[THE EXERCISE] Among the entries below, count the lines where the string "autentika" occurs, and give only the number.

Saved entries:

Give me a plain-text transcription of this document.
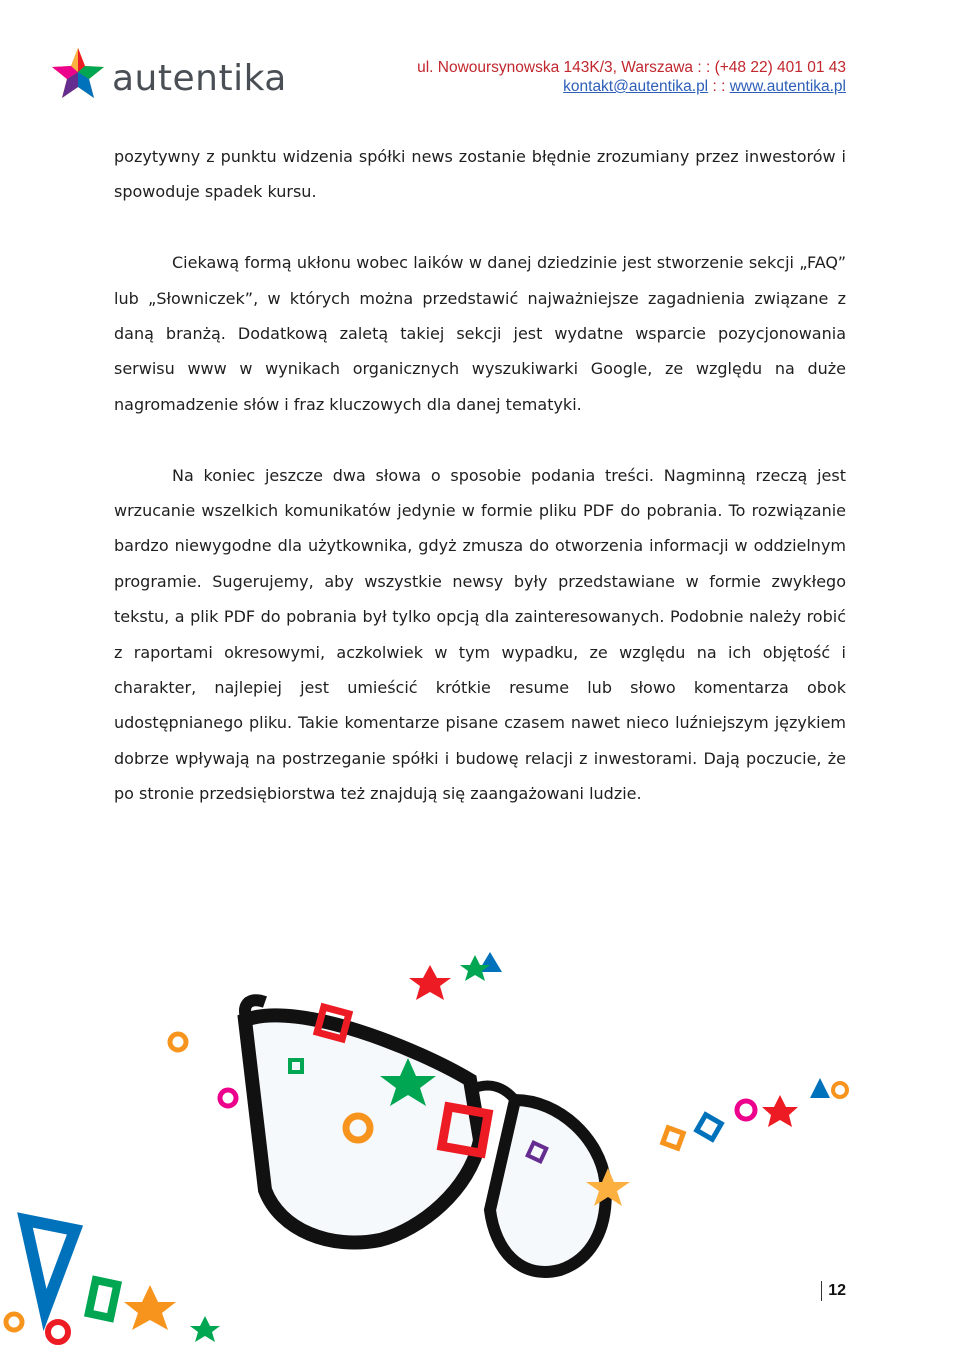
autentika	ul. Nowoursynowska 143K/3, Warszawa : : (+48 22) 401 01 43
kontakt@autentika.pl : : www.autentika.pl

pozytywny z punktu widzenia spółki news zostanie błędnie zrozumiany przez inwestorów i spowoduje spadek kursu.

Ciekawą formą ukłonu wobec laików w danej dziedzinie jest stworzenie sekcji „FAQ” lub „Słowniczek”, w których można przedstawić najważniejsze zagadnienia związane z daną branżą. Dodatkową zaletą takiej sekcji jest wydatne wsparcie pozycjonowania serwisu www w wynikach organicznych wyszukiwarki Google, ze względu na duże nagromadzenie słów i fraz kluczowych dla danej tematyki.

Na koniec jeszcze dwa słowa o sposobie podania treści. Nagminną rzeczą jest wrzucanie wszelkich komunikatów jedynie w formie pliku PDF do pobrania. To rozwiązanie bardzo niewygodne dla użytkownika, gdyż zmusza do otworzenia informacji w oddzielnym programie. Sugerujemy, aby wszystkie newsy były przedstawiane w formie zwykłego tekstu, a plik PDF do pobrania był tylko opcją dla zainteresowanych. Podobnie należy robić z raportami okresowymi, aczkolwiek w tym wypadku, ze względu na ich objętość i charakter, najlepiej jest umieścić krótkie resume lub słowo komentarza obok udostępnianego pliku. Takie komentarze pisane czasem nawet nieco luźniejszym językiem dobrze wpływają na postrzeganie spółki i budowę relacji z inwestorami. Dają poczucie, że po stronie przedsiębiorstwa też znajdują się zaangażowani ludzie.

12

[RESULT] 2